Exercise directions
Quote, without change, all of the lines that follow.

Data shown
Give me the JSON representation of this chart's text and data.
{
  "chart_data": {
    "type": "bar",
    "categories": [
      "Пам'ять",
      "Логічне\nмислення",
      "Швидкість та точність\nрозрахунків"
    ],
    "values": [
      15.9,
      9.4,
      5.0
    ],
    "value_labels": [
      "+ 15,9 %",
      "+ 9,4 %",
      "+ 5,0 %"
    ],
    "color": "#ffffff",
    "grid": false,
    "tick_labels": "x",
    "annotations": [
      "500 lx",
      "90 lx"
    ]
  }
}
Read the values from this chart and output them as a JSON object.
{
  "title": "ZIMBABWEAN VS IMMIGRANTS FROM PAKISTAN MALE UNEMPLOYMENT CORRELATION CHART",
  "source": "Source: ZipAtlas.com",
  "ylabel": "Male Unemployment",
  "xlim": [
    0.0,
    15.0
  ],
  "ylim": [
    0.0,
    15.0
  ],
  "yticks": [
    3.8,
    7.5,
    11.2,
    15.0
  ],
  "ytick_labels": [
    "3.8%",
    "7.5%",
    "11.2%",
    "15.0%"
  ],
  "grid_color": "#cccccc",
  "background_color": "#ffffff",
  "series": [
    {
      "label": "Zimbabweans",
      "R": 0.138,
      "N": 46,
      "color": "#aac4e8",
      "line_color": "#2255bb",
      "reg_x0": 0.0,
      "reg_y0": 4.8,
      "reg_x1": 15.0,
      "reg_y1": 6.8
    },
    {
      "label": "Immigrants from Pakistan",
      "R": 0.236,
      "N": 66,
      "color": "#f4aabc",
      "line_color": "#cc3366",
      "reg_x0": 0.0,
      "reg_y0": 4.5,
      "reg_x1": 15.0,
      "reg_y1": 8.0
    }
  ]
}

Output of the exercise
Give me the JSON representation of this chart's text and data.
{
  "chart_data": {
    "type": "bar",
    "categories": [
      "Пам'ять",
      "Логічне\nмислення",
      "Швидкість та точність\nрозрахунків"
    ],
    "values": [
      15.9,
      9.4,
      5.0
    ],
    "value_labels": [
      "+ 15,9 %",
      "+ 9,4 %",
      "+ 5,0 %"
    ],
    "color": "#ffffff",
    "grid": false,
    "tick_labels": "x",
    "annotations": [
      "500 lx",
      "90 lx"
    ]
  }
}
Read the values from this chart and output them as a JSON object.
{
  "title": "ZIMBABWEAN VS IMMIGRANTS FROM PAKISTAN MALE UNEMPLOYMENT CORRELATION CHART",
  "source": "Source: ZipAtlas.com",
  "ylabel": "Male Unemployment",
  "xlim": [
    0.0,
    15.0
  ],
  "ylim": [
    0.0,
    15.0
  ],
  "yticks": [
    3.8,
    7.5,
    11.2,
    15.0
  ],
  "ytick_labels": [
    "3.8%",
    "7.5%",
    "11.2%",
    "15.0%"
  ],
  "grid_color": "#cccccc",
  "background_color": "#ffffff",
  "series": [
    {
      "label": "Zimbabweans",
      "R": 0.138,
      "N": 46,
      "color": "#aac4e8",
      "line_color": "#2255bb",
      "reg_x0": 0.0,
      "reg_y0": 4.8,
      "reg_x1": 15.0,
      "reg_y1": 6.8
    },
    {
      "label": "Immigrants from Pakistan",
      "R": 0.236,
      "N": 66,
      "color": "#f4aabc",
      "line_color": "#cc3366",
      "reg_x0": 0.0,
      "reg_y0": 4.5,
      "reg_x1": 15.0,
      "reg_y1": 8.0
    }
  ]
}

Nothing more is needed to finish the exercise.